━━━ Information shown ━━━
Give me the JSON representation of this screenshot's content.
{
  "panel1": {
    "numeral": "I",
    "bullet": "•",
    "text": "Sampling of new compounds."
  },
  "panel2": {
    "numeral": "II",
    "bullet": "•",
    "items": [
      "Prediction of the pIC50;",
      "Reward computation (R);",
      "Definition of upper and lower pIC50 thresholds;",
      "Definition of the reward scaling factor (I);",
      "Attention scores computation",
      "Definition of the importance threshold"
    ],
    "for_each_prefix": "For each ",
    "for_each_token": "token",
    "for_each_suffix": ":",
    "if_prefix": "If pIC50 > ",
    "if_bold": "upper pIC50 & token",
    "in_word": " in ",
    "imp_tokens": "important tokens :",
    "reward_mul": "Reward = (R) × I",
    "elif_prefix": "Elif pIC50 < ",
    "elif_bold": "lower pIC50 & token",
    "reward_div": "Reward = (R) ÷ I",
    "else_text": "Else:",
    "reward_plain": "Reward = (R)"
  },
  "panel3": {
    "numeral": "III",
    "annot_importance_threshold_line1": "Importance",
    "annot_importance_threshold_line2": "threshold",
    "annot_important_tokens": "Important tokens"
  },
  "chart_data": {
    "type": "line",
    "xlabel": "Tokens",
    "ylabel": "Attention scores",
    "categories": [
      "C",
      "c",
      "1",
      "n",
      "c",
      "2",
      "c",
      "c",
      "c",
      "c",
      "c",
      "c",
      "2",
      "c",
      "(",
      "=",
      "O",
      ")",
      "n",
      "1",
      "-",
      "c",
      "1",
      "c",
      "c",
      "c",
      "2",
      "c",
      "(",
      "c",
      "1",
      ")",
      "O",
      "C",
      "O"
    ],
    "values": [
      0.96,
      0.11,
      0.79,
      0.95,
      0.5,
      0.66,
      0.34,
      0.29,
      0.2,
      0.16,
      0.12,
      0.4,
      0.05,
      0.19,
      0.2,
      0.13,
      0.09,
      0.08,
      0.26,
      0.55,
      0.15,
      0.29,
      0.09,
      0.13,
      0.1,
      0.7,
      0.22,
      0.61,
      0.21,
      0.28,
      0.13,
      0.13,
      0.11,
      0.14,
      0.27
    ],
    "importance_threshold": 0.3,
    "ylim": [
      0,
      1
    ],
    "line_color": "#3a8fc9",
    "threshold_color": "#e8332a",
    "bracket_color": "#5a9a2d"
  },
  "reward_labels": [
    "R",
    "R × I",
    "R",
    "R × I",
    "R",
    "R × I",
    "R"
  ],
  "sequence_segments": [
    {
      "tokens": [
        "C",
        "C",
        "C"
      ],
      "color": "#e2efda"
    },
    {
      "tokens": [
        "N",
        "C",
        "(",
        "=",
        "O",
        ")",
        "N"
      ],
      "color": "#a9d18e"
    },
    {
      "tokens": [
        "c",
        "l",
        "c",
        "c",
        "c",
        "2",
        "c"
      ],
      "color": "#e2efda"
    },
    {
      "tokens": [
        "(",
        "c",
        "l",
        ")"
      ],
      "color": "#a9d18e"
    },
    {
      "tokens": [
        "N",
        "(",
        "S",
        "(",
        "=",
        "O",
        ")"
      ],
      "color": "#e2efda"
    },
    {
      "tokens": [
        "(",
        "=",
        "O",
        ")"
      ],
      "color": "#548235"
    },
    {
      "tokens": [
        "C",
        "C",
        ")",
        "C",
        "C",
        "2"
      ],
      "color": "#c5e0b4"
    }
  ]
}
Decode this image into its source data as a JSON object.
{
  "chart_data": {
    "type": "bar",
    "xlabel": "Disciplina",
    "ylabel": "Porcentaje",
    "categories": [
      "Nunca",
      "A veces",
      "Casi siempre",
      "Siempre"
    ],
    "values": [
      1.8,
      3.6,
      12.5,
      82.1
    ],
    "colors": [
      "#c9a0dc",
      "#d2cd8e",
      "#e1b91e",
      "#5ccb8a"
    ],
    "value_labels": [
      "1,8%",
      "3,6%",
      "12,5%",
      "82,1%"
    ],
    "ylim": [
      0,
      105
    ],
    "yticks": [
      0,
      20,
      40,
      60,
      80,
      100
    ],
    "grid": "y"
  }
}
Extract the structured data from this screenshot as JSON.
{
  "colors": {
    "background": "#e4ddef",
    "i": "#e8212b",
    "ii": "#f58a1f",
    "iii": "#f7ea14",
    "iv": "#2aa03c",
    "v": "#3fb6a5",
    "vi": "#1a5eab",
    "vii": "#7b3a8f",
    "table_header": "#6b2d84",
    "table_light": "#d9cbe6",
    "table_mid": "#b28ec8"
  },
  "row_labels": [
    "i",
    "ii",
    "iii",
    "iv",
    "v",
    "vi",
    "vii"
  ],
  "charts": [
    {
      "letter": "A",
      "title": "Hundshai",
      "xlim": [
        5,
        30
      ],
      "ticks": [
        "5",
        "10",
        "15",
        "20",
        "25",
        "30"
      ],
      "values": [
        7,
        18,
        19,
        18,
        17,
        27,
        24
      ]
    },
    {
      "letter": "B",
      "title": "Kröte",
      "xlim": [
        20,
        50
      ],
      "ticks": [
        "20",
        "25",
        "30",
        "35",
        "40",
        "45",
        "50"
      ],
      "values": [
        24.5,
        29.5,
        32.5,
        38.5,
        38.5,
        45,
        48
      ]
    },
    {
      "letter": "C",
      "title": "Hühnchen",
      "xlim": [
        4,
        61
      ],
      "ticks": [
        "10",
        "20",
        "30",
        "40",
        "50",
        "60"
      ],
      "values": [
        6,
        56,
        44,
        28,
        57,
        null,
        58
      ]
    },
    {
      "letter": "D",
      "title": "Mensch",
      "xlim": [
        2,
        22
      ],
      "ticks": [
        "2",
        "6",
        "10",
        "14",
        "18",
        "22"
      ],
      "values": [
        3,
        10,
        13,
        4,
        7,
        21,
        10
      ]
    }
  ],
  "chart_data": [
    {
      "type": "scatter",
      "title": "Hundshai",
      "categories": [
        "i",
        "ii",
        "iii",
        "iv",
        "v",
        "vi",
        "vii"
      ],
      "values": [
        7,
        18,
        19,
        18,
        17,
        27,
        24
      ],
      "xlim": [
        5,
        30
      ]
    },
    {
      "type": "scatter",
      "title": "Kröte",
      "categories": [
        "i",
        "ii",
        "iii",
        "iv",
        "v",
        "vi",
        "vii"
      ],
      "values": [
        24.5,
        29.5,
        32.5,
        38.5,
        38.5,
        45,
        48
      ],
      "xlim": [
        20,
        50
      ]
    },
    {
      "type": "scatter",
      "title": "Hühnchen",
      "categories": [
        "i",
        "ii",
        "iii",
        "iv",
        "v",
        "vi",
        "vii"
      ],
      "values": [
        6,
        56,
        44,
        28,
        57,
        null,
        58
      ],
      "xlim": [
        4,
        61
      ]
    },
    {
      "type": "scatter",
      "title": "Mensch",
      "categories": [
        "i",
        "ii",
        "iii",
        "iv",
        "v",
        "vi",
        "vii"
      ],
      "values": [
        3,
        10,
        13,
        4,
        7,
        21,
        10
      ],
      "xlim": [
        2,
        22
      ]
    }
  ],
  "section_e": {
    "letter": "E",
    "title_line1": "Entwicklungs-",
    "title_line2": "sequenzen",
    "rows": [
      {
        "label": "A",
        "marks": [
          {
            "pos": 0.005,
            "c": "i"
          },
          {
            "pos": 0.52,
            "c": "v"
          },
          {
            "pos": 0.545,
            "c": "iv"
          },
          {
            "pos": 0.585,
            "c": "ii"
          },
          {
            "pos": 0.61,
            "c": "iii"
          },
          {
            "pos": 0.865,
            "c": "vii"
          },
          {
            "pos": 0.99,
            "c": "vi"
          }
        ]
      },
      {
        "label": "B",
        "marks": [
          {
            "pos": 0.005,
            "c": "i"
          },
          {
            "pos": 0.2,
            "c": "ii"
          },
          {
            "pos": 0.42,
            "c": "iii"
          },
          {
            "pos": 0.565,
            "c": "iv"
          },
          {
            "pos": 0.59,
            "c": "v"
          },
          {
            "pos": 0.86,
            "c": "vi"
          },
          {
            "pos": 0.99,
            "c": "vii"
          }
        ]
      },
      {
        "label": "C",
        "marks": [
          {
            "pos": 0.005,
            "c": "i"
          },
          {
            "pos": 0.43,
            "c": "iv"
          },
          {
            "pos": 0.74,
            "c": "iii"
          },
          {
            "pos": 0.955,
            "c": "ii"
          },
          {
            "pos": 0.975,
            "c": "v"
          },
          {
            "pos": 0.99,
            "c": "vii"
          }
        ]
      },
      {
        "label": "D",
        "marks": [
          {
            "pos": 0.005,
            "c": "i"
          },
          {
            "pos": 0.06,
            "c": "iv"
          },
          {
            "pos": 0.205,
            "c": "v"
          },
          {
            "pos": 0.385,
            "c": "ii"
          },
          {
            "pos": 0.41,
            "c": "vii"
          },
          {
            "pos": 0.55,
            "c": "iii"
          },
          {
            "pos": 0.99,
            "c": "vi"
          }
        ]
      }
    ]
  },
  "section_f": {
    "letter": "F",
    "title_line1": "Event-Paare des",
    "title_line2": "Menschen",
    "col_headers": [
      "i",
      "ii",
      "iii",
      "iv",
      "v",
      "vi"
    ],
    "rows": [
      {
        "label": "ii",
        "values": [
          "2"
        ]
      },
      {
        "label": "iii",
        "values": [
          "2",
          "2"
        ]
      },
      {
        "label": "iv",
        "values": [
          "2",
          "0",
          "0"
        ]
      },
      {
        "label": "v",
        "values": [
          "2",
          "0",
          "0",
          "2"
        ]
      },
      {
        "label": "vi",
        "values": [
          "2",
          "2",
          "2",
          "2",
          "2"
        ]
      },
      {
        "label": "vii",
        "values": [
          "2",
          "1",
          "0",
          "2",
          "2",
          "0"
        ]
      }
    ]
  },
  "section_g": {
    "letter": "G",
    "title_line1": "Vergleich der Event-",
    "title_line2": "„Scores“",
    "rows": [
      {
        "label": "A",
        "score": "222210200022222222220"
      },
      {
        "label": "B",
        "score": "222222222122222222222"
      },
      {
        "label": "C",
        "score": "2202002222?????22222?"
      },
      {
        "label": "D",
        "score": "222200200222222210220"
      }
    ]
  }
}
━━━
- What the task requires: From the records, copy every line that has the string "upper" in it.

- Solution below:
      "Definition of upper and lower pIC50 thresholds;",
    "if_bold": "upper pIC50 & token",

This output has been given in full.